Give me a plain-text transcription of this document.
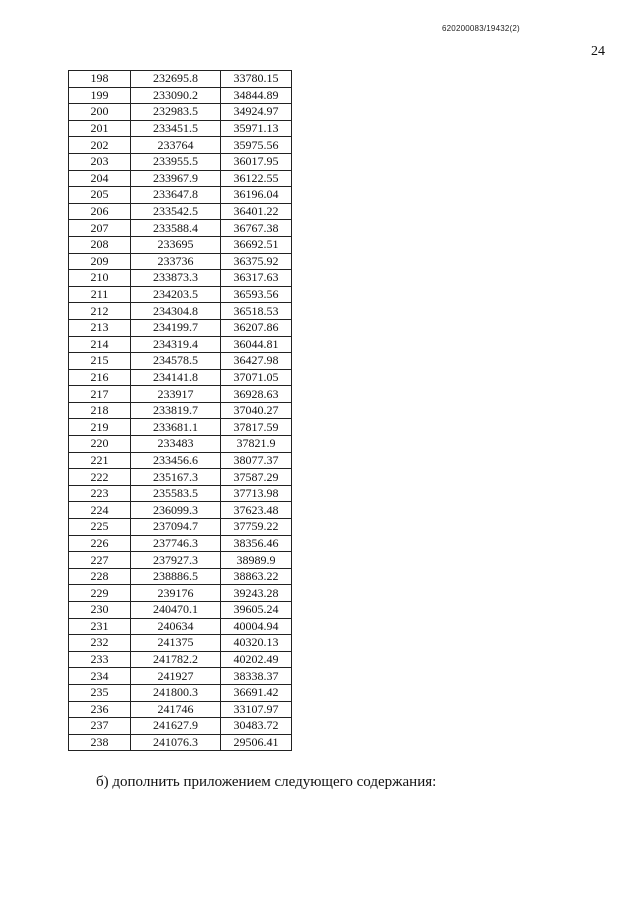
620200083/19432(2)
24
198	232695.8	33780.15
199	233090.2	34844.89
200	232983.5	34924.97
201	233451.5	35971.13
202	233764	35975.56
203	233955.5	36017.95
204	233967.9	36122.55
205	233647.8	36196.04
206	233542.5	36401.22
207	233588.4	36767.38
208	233695	36692.51
209	233736	36375.92
210	233873.3	36317.63
211	234203.5	36593.56
212	234304.8	36518.53
213	234199.7	36207.86
214	234319.4	36044.81
215	234578.5	36427.98
216	234141.8	37071.05
217	233917	36928.63
218	233819.7	37040.27
219	233681.1	37817.59
220	233483	37821.9
221	233456.6	38077.37
222	235167.3	37587.29
223	235583.5	37713.98
224	236099.3	37623.48
225	237094.7	37759.22
226	237746.3	38356.46
227	237927.3	38989.9
228	238886.5	38863.22
229	239176	39243.28
230	240470.1	39605.24
231	240634	40004.94
232	241375	40320.13
233	241782.2	40202.49
234	241927	38338.37
235	241800.3	36691.42
236	241746	33107.97
237	241627.9	30483.72
238	241076.3	29506.41
б) дополнить приложением следующего содержания:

------------------------------------------------------------

- _Exercise brief_:
Without the pictures, restate all the entries above exactly.

- _The response_:
Give me a plain-text transcription of this document.
620200083/19432(2)
24
198	232695.8	33780.15
199	233090.2	34844.89
200	232983.5	34924.97
201	233451.5	35971.13
202	233764	35975.56
203	233955.5	36017.95
204	233967.9	36122.55
205	233647.8	36196.04
206	233542.5	36401.22
207	233588.4	36767.38
208	233695	36692.51
209	233736	36375.92
210	233873.3	36317.63
211	234203.5	36593.56
212	234304.8	36518.53
213	234199.7	36207.86
214	234319.4	36044.81
215	234578.5	36427.98
216	234141.8	37071.05
217	233917	36928.63
218	233819.7	37040.27
219	233681.1	37817.59
220	233483	37821.9
221	233456.6	38077.37
222	235167.3	37587.29
223	235583.5	37713.98
224	236099.3	37623.48
225	237094.7	37759.22
226	237746.3	38356.46
227	237927.3	38989.9
228	238886.5	38863.22
229	239176	39243.28
230	240470.1	39605.24
231	240634	40004.94
232	241375	40320.13
233	241782.2	40202.49
234	241927	38338.37
235	241800.3	36691.42
236	241746	33107.97
237	241627.9	30483.72
238	241076.3	29506.41
б) дополнить приложением следующего содержания:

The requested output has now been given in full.